> **本文抜粋**
------
世間には、冷酷無情にして聊(いささ)かも誠意なく、その行動の常に奇矯不真面目なものが、かえって社会の信用を受け、成功の栄冠を戴(いただ)きおるに、これに反して至極真面目にして誠意篤く、いわゆる忠恕の道に契ったものが、かえって世に疎んぜられ落伍者となる場合がいくらもある。天道は果たして是か非か、この矛盾を研究するは、誠に興味ある問題である。
おもうに人の行為の善悪は、その志と所作と相俟って較量(きょうりょう、おしはかること)せねばなるまい。志が如何に真面目で忠恕(ちゅうじょ、真心と思いやりがあること、忠実で同情心が厚いこと)の道に契っていても、その所作が遅鈍であるとか、放僻邪侈(ほうへきじゃし、勝手気ままで、わがまま放題に悪い行為をすること)では何にもならぬ。志においては、飽くまで人の為になれかしと思って居ても、その所作が人の害となるようでは善行といわれぬ。昔の小学読本に、「親切のかえって不親切になりし話」と題して、雛が孵化せんとして卵の殻から離れずに困っておるのを見て、親切な子供が殻を剥いてやったところが、かえって死んでしまったという話があるが、孟子(もうし、中国の儒学者)にもこれと同じような例が、たくさんあったように記憶する。文句は一々覚えていないが、人のためを計るといっても、その室に闖入(ちんにゅう、無断で入ること)してその戸を破る。これをしも忍ぶかといったような意味や、それから梁の恵王(りょうのけいおう、中国の魏の第三代君主)が政事を問うた時に、「庖(くりや、台所)に肥肉(ひにく)あり、廏(うまや、馬小屋)に肥馬あり、民に饑色(きしょく、飢えている様子)あり、野に餓莩(がひょう、餓死者の死体)あり、これ獣を率いて人を食(は)ましむるもの也」といって、刃をもって人を殺すも、政事をもって人を殺すも、同じだと断定している。それから告子(こくし、中国の思想家)と不動心説を論じた所に、「心に得ずとも気に求むること勿(なか)れとは可なれども、言(こと)に得ずも心に求むること勿(なか)れとは不可なり。それ志は気の帥(すい)なり。気は体の充てるなり。それ志は至れり、気は次ぐ。ゆえに曰く、その志を持してその気を暴(そこ)なうことなかれ」とある。これは、志はすなわち心の本で、気は心の所作となって現れる末である。志は善で忠恕の道に契っていても、出来心といってふと志に適わぬことをすることが往々ある。だからその本心を持して、出来心たる気を暴(そこ)わぬよう、すなわち所作に間違いのないように、不動心術の修養が肝要である。孟子(もうし)自身は浩然之気(こうぜんのき、何事にも屈しない道徳的な勇気)を養ってこの修養に資したが、凡人はとかく所作に間違いを来しやすい。孟子(もうし)はその例として、「宋人、その苗の長ぜざるをうれえて、これを揠(ぬ)く者あり。芒芒然(ぼうぼうぜん)と帰り、その人に謂(いい)ていわく、今日病れたり、われ苗を助けて長(ちょう)ずと。その子趨(はし)りて住(ゆ)きて、これを視れば、苗すなわち槁(か)る云々」と、大いに告子(こくし)を罵倒している。苗を長ぜしめるには水の加減、肥料の加減、草を芟除(さんじょ、刈り除くこと)することによらなければならぬのに、これを引き抜いて長ぜしめようとするのは、いかにも乱暴である。孟子(もうし)の不動心術の可否はとにかく、世間往々苗を助けて長ぜしむるの行為のあることは、争われぬ事実である。苗を長ぜしめたいというその志は誠に善であるが、これを抜くという所作が悪である。この意味を拡充して考えると、志がいかに善良で忠恕の道に適っていても、その所作がこれに伴わなければ、世の信用を受けることができぬ訳である。
------
> **資料欄**
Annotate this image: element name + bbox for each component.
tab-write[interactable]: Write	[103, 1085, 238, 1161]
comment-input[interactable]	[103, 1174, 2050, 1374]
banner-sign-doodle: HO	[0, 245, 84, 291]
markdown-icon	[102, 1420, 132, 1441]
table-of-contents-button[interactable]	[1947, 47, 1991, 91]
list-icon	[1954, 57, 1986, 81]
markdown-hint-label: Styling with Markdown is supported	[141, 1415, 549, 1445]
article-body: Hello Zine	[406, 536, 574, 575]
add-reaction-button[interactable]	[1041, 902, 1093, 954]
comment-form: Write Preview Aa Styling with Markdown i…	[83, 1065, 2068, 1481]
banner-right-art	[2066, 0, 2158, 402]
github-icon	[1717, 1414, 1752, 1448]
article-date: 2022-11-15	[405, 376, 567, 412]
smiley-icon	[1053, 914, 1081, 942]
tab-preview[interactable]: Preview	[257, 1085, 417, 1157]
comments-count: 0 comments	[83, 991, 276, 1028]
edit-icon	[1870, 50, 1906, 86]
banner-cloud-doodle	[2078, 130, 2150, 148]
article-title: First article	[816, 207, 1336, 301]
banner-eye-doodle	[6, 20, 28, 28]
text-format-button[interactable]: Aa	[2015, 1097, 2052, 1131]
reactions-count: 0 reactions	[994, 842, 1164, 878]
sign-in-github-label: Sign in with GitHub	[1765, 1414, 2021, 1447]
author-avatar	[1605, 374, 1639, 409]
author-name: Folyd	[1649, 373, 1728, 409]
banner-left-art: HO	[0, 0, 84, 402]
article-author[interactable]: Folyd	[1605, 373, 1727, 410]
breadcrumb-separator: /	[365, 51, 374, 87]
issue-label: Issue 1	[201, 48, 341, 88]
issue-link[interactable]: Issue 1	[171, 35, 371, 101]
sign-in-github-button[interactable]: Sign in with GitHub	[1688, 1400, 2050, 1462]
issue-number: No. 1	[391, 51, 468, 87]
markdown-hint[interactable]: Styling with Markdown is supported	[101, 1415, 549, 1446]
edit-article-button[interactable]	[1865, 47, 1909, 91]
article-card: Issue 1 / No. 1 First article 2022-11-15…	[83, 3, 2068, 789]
------
> **課題**
本文抜粋によると、宋人の苗の話で「悪」とされているのは何ですか。

> **回答**
苗を抜くという所作です。